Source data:
+++++

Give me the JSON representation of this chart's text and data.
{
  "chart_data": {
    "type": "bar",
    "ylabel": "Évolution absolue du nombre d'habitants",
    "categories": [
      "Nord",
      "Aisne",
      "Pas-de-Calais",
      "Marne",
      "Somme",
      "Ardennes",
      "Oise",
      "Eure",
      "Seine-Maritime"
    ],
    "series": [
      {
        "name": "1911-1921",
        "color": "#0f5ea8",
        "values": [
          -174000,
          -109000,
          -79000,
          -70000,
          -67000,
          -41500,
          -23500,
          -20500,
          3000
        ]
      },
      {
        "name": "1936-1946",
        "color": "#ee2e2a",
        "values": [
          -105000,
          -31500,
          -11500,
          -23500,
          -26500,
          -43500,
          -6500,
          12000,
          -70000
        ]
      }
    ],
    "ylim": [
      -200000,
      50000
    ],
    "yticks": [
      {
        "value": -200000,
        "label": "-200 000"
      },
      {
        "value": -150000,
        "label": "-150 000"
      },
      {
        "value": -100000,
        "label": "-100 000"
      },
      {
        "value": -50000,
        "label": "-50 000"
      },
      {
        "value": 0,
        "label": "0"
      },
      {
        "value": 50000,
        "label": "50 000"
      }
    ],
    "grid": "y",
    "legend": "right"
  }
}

+++++

Each line of the listing should be echoed back exactly.

Give me the JSON representation of this chart's text and data.
{
  "chart_data": {
    "type": "bar",
    "ylabel": "Évolution absolue du nombre d'habitants",
    "categories": [
      "Nord",
      "Aisne",
      "Pas-de-Calais",
      "Marne",
      "Somme",
      "Ardennes",
      "Oise",
      "Eure",
      "Seine-Maritime"
    ],
    "series": [
      {
        "name": "1911-1921",
        "color": "#0f5ea8",
        "values": [
          -174000,
          -109000,
          -79000,
          -70000,
          -67000,
          -41500,
          -23500,
          -20500,
          3000
        ]
      },
      {
        "name": "1936-1946",
        "color": "#ee2e2a",
        "values": [
          -105000,
          -31500,
          -11500,
          -23500,
          -26500,
          -43500,
          -6500,
          12000,
          -70000
        ]
      }
    ],
    "ylim": [
      -200000,
      50000
    ],
    "yticks": [
      {
        "value": -200000,
        "label": "-200 000"
      },
      {
        "value": -150000,
        "label": "-150 000"
      },
      {
        "value": -100000,
        "label": "-100 000"
      },
      {
        "value": -50000,
        "label": "-50 000"
      },
      {
        "value": 0,
        "label": "0"
      },
      {
        "value": 50000,
        "label": "50 000"
      }
    ],
    "grid": "y",
    "legend": "right"
  }
}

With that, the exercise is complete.